#### [GIVEN INSTRUCTION]
Among the lines below, list those containing the string "index".

[ENTRIES SUPPLIED start]

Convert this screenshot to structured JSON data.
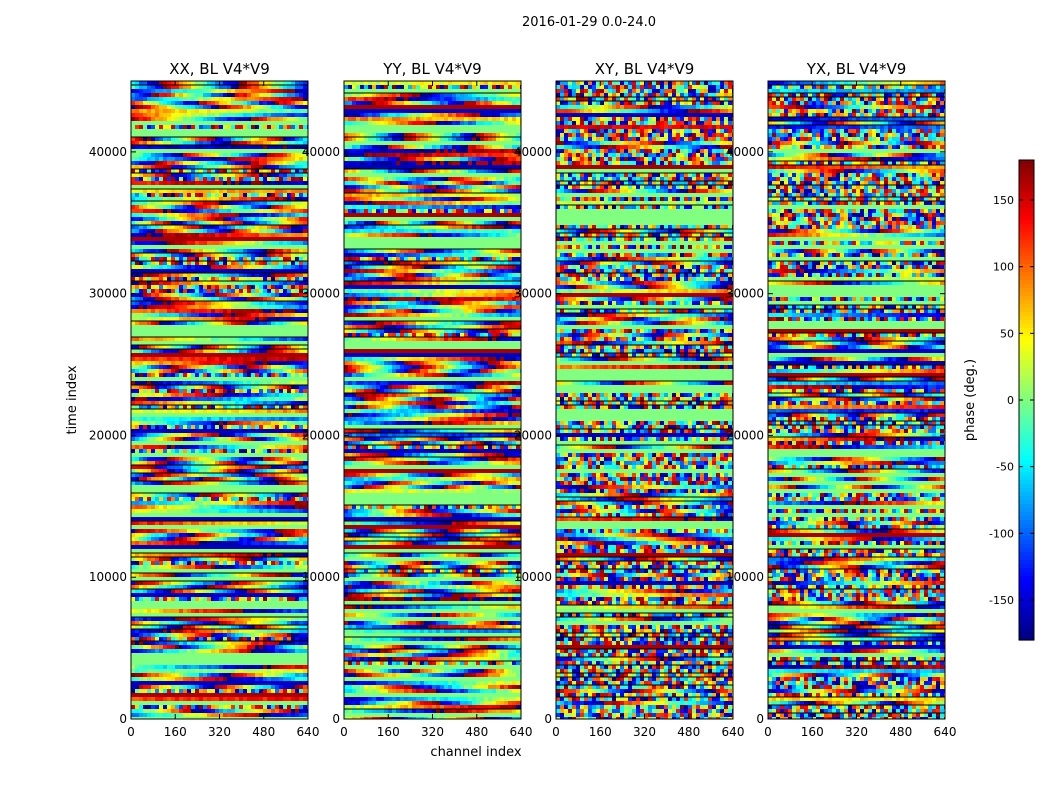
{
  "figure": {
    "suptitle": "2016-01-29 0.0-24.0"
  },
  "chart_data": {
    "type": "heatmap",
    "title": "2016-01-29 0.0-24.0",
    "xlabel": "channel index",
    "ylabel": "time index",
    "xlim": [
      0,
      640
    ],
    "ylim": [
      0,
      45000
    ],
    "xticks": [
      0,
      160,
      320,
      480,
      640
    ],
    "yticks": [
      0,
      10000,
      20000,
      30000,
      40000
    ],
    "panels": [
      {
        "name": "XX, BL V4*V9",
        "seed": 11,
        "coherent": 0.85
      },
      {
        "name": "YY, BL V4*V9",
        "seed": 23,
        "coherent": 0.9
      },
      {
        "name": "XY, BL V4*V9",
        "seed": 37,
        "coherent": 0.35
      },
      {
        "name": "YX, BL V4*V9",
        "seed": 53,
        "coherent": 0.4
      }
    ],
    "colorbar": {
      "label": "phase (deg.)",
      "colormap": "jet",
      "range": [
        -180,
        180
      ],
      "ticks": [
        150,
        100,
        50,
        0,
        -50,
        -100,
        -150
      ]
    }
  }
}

[ENTRIES SUPPLIED end]

#### [COMPLETED EXERCISE]
    "xlabel": "channel index",
    "ylabel": "time index",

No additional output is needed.